Gather up the lines that contain "face".

-- start Extracted data --

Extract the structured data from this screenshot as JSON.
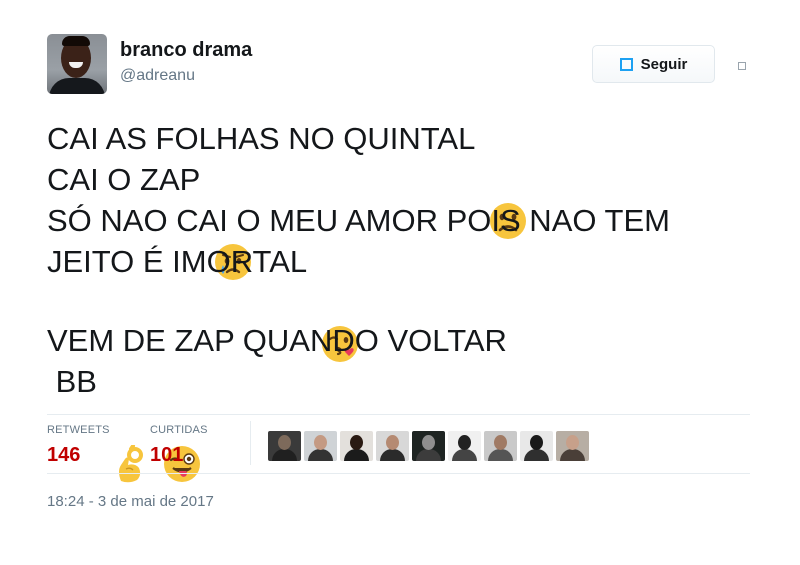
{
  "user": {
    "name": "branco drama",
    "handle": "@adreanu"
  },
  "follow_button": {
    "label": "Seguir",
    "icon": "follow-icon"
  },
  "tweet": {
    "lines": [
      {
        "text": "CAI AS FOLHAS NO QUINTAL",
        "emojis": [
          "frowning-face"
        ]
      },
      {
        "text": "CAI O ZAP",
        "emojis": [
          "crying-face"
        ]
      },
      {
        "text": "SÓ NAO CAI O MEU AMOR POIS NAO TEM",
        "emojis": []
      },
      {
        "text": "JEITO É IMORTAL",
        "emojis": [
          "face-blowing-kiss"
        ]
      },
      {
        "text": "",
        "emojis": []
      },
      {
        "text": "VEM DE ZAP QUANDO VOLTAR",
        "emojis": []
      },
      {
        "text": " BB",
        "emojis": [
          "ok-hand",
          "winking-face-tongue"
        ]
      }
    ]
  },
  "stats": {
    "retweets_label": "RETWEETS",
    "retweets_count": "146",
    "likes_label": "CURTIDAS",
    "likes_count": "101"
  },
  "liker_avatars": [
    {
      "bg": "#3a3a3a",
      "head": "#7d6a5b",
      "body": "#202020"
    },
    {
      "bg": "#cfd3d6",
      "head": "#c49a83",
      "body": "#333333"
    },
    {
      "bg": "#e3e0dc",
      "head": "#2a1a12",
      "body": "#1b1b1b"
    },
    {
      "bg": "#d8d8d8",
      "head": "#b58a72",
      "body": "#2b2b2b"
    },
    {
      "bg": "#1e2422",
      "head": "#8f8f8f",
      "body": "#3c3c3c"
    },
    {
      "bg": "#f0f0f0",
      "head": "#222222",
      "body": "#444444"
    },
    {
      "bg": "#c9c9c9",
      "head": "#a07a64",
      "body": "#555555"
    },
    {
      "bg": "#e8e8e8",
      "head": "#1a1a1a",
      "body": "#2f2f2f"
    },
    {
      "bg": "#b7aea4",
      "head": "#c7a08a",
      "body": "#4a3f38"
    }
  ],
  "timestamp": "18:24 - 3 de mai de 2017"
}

-- end Extracted data --

- The response -
          "frowning-face"
          "crying-face"
          "face-blowing-kiss"
          "winking-face-tongue"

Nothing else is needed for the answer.